§ **STATED EXERCISE**:
Keep the pictures out and restate every record exactly.

Records from a data source
==*==

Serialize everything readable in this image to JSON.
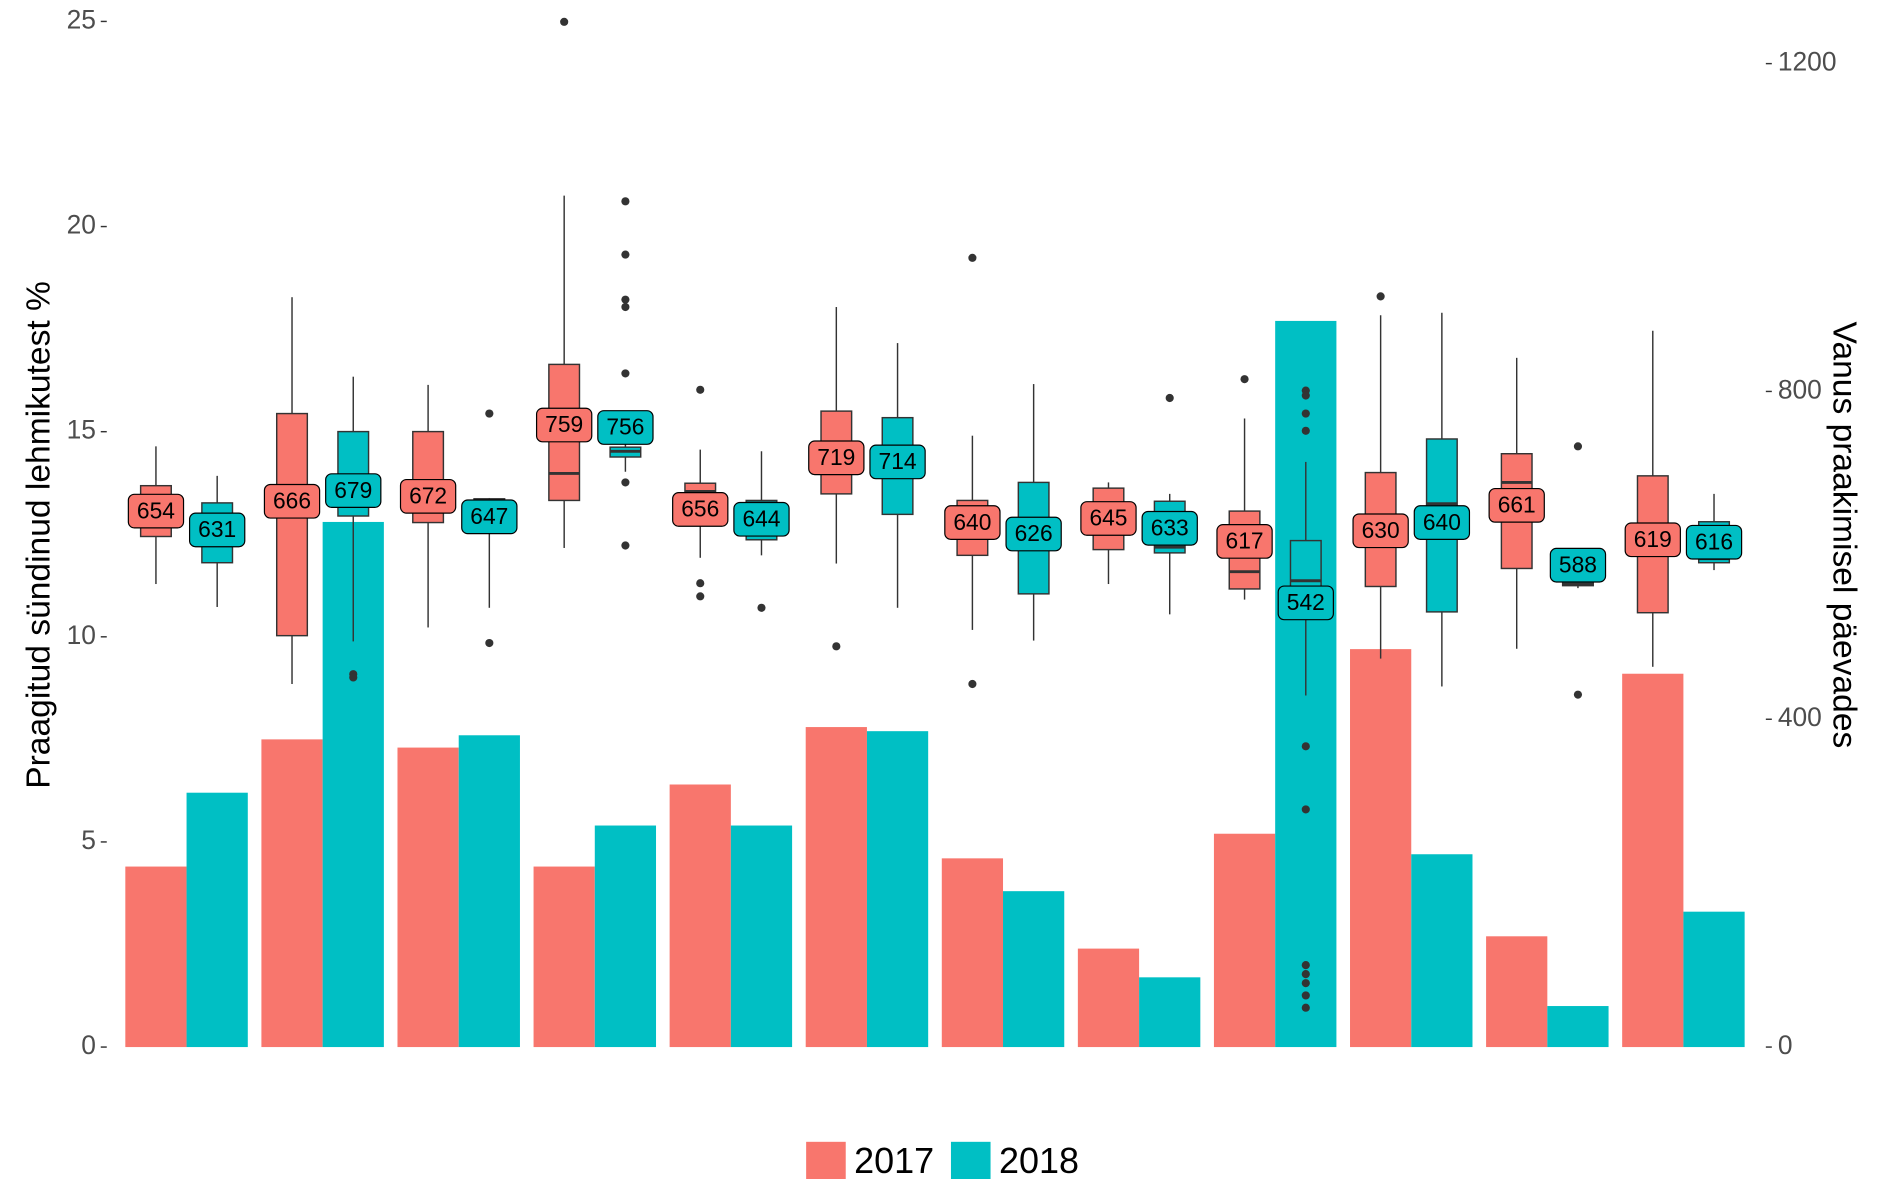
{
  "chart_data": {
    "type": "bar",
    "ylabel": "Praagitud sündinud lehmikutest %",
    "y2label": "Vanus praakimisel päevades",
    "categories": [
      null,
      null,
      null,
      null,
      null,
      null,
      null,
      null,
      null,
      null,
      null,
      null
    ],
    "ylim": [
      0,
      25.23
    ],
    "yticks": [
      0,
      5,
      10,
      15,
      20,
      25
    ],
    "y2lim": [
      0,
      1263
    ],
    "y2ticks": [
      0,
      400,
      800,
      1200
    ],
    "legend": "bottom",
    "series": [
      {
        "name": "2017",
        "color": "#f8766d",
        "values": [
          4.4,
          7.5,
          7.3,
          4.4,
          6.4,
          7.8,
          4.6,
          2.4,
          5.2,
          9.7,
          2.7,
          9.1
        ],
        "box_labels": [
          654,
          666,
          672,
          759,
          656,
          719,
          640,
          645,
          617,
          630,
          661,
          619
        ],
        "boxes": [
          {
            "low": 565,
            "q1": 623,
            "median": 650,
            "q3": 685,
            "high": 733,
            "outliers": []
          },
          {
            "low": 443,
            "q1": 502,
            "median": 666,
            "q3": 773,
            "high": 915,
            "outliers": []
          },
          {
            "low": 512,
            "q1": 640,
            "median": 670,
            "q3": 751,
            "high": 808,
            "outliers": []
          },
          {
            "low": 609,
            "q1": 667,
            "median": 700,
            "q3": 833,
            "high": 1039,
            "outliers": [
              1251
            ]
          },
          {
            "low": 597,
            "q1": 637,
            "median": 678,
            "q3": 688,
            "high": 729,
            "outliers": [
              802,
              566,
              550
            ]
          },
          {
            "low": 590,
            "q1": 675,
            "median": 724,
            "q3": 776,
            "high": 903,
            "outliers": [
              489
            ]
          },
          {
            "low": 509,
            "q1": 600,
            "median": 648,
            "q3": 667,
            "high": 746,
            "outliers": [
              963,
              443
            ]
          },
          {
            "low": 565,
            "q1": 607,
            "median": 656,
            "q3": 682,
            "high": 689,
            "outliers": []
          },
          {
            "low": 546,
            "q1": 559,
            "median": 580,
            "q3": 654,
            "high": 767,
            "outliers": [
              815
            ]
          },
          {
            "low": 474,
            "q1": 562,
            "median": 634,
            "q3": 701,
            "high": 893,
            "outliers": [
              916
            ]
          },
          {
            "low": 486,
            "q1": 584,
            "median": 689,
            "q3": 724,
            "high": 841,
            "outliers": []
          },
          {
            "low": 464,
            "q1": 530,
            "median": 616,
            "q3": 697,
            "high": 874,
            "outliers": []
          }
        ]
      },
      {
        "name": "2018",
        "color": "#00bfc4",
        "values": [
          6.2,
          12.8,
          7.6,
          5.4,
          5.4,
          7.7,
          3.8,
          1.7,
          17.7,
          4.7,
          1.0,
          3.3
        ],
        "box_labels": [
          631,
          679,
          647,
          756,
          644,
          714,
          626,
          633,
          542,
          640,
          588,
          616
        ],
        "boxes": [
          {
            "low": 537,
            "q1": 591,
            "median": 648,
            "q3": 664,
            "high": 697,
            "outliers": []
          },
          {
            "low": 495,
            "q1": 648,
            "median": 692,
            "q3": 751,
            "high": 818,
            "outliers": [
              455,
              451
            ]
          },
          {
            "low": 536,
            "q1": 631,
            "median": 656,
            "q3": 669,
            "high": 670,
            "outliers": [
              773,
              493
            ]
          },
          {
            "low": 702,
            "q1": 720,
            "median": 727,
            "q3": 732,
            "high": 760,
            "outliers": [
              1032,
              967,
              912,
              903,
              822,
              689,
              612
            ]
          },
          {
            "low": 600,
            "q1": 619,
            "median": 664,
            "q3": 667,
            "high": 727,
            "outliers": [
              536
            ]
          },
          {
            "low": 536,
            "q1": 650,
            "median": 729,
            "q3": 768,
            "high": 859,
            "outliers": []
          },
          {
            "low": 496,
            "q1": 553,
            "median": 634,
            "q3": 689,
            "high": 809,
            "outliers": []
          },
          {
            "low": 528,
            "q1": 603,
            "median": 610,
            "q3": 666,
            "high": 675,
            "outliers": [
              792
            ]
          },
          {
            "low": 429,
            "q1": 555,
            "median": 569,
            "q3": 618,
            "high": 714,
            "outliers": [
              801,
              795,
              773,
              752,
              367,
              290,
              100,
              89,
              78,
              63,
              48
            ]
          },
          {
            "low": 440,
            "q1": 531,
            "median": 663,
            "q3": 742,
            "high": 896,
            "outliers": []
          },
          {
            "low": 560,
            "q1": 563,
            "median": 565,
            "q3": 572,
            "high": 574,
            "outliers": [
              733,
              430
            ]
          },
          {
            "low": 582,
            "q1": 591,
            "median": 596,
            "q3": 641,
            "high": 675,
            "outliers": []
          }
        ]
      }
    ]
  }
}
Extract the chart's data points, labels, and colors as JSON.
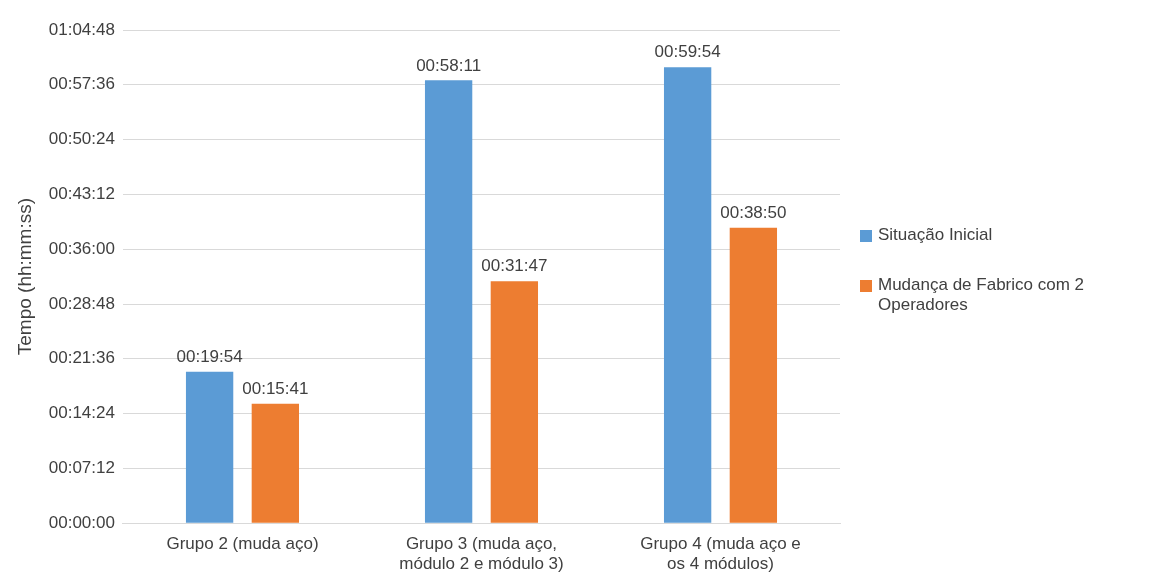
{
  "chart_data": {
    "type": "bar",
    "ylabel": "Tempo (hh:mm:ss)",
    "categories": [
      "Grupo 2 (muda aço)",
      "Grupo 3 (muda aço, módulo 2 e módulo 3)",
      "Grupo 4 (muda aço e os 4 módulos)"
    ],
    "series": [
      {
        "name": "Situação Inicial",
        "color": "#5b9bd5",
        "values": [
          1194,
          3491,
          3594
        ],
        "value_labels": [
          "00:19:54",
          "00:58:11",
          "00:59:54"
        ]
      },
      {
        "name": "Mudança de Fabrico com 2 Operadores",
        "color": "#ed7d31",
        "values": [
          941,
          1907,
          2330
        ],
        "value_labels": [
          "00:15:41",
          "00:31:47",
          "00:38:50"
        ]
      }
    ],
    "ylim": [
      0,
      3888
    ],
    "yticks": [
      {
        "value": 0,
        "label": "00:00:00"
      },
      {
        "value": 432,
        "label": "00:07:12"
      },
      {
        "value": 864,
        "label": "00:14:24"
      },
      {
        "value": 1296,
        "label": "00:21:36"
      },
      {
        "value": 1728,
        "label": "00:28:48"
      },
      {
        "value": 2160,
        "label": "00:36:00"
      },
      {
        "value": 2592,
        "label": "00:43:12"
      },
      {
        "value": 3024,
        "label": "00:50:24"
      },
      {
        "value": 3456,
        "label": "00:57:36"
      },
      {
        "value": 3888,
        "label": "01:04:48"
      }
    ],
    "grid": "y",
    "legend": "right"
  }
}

==*==

§ **SOLUTION FOR THIS EXERCISE**:
Serialize everything readable in this image to JSON.
{
  "chart_data": {
    "type": "bar",
    "ylabel": "Praagitud sündinud lehmikutest %",
    "y2label": "Vanus praakimisel päevades",
    "categories": [
      null,
      null,
      null,
      null,
      null,
      null,
      null,
      null,
      null,
      null,
      null,
      null
    ],
    "ylim": [
      0,
      25.23
    ],
    "yticks": [
      0,
      5,
      10,
      15,
      20,
      25
    ],
    "y2lim": [
      0,
      1263
    ],
    "y2ticks": [
      0,
      400,
      800,
      1200
    ],
    "legend": "bottom",
    "series": [
      {
        "name": "2017",
        "color": "#f8766d",
        "values": [
          4.4,
          7.5,
          7.3,
          4.4,
          6.4,
          7.8,
          4.6,
          2.4,
          5.2,
          9.7,
          2.7,
          9.1
        ],
        "box_labels": [
          654,
          666,
          672,
          759,
          656,
          719,
          640,
          645,
          617,
          630,
          661,
          619
        ],
        "boxes": [
          {
            "low": 565,
            "q1": 623,
            "median": 650,
            "q3": 685,
            "high": 733,
            "outliers": []
          },
          {
            "low": 443,
            "q1": 502,
            "median": 666,
            "q3": 773,
            "high": 915,
            "outliers": []
          },
          {
            "low": 512,
            "q1": 640,
            "median": 670,
            "q3": 751,
            "high": 808,
            "outliers": []
          },
          {
            "low": 609,
            "q1": 667,
            "median": 700,
            "q3": 833,
            "high": 1039,
            "outliers": [
              1251
            ]
          },
          {
            "low": 597,
            "q1": 637,
            "median": 678,
            "q3": 688,
            "high": 729,
            "outliers": [
              802,
              566,
              550
            ]
          },
          {
            "low": 590,
            "q1": 675,
            "median": 724,
            "q3": 776,
            "high": 903,
            "outliers": [
              489
            ]
          },
          {
            "low": 509,
            "q1": 600,
            "median": 648,
            "q3": 667,
            "high": 746,
            "outliers": [
              963,
              443
            ]
          },
          {
            "low": 565,
            "q1": 607,
            "median": 656,
            "q3": 682,
            "high": 689,
            "outliers": []
          },
          {
            "low": 546,
            "q1": 559,
            "median": 580,
            "q3": 654,
            "high": 767,
            "outliers": [
              815
            ]
          },
          {
            "low": 474,
            "q1": 562,
            "median": 634,
            "q3": 701,
            "high": 893,
            "outliers": [
              916
            ]
          },
          {
            "low": 486,
            "q1": 584,
            "median": 689,
            "q3": 724,
            "high": 841,
            "outliers": []
          },
          {
            "low": 464,
            "q1": 530,
            "median": 616,
            "q3": 697,
            "high": 874,
            "outliers": []
          }
        ]
      },
      {
        "name": "2018",
        "color": "#00bfc4",
        "values": [
          6.2,
          12.8,
          7.6,
          5.4,
          5.4,
          7.7,
          3.8,
          1.7,
          17.7,
          4.7,
          1.0,
          3.3
        ],
        "box_labels": [
          631,
          679,
          647,
          756,
          644,
          714,
          626,
          633,
          542,
          640,
          588,
          616
        ],
        "boxes": [
          {
            "low": 537,
            "q1": 591,
            "median": 648,
            "q3": 664,
            "high": 697,
            "outliers": []
          },
          {
            "low": 495,
            "q1": 648,
            "median": 692,
            "q3": 751,
            "high": 818,
            "outliers": [
              455,
              451
            ]
          },
          {
            "low": 536,
            "q1": 631,
            "median": 656,
            "q3": 669,
            "high": 670,
            "outliers": [
              773,
              493
            ]
          },
          {
            "low": 702,
            "q1": 720,
            "median": 727,
            "q3": 732,
            "high": 760,
            "outliers": [
              1032,
              967,
              912,
              903,
              822,
              689,
              612
            ]
          },
          {
            "low": 600,
            "q1": 619,
            "median": 664,
            "q3": 667,
            "high": 727,
            "outliers": [
              536
            ]
          },
          {
            "low": 536,
            "q1": 650,
            "median": 729,
            "q3": 768,
            "high": 859,
            "outliers": []
          },
          {
            "low": 496,
            "q1": 553,
            "median": 634,
            "q3": 689,
            "high": 809,
            "outliers": []
          },
          {
            "low": 528,
            "q1": 603,
            "median": 610,
            "q3": 666,
            "high": 675,
            "outliers": [
              792
            ]
          },
          {
            "low": 429,
            "q1": 555,
            "median": 569,
            "q3": 618,
            "high": 714,
            "outliers": [
              801,
              795,
              773,
              752,
              367,
              290,
              100,
              89,
              78,
              63,
              48
            ]
          },
          {
            "low": 440,
            "q1": 531,
            "median": 663,
            "q3": 742,
            "high": 896,
            "outliers": []
          },
          {
            "low": 560,
            "q1": 563,
            "median": 565,
            "q3": 572,
            "high": 574,
            "outliers": [
              733,
              430
            ]
          },
          {
            "low": 582,
            "q1": 591,
            "median": 596,
            "q3": 641,
            "high": 675,
            "outliers": []
          }
        ]
      }
    ]
  }
}
Extract the chart's data points, labels, and colors as JSON.
{
  "chart_data": {
    "type": "bar",
    "ylabel": "Tempo (hh:mm:ss)",
    "categories": [
      "Grupo 2 (muda aço)",
      "Grupo 3 (muda aço, módulo 2 e módulo 3)",
      "Grupo 4 (muda aço e os 4 módulos)"
    ],
    "series": [
      {
        "name": "Situação Inicial",
        "color": "#5b9bd5",
        "values": [
          1194,
          3491,
          3594
        ],
        "value_labels": [
          "00:19:54",
          "00:58:11",
          "00:59:54"
        ]
      },
      {
        "name": "Mudança de Fabrico com 2 Operadores",
        "color": "#ed7d31",
        "values": [
          941,
          1907,
          2330
        ],
        "value_labels": [
          "00:15:41",
          "00:31:47",
          "00:38:50"
        ]
      }
    ],
    "ylim": [
      0,
      3888
    ],
    "yticks": [
      {
        "value": 0,
        "label": "00:00:00"
      },
      {
        "value": 432,
        "label": "00:07:12"
      },
      {
        "value": 864,
        "label": "00:14:24"
      },
      {
        "value": 1296,
        "label": "00:21:36"
      },
      {
        "value": 1728,
        "label": "00:28:48"
      },
      {
        "value": 2160,
        "label": "00:36:00"
      },
      {
        "value": 2592,
        "label": "00:43:12"
      },
      {
        "value": 3024,
        "label": "00:50:24"
      },
      {
        "value": 3456,
        "label": "00:57:36"
      },
      {
        "value": 3888,
        "label": "01:04:48"
      }
    ],
    "grid": "y",
    "legend": "right"
  }
}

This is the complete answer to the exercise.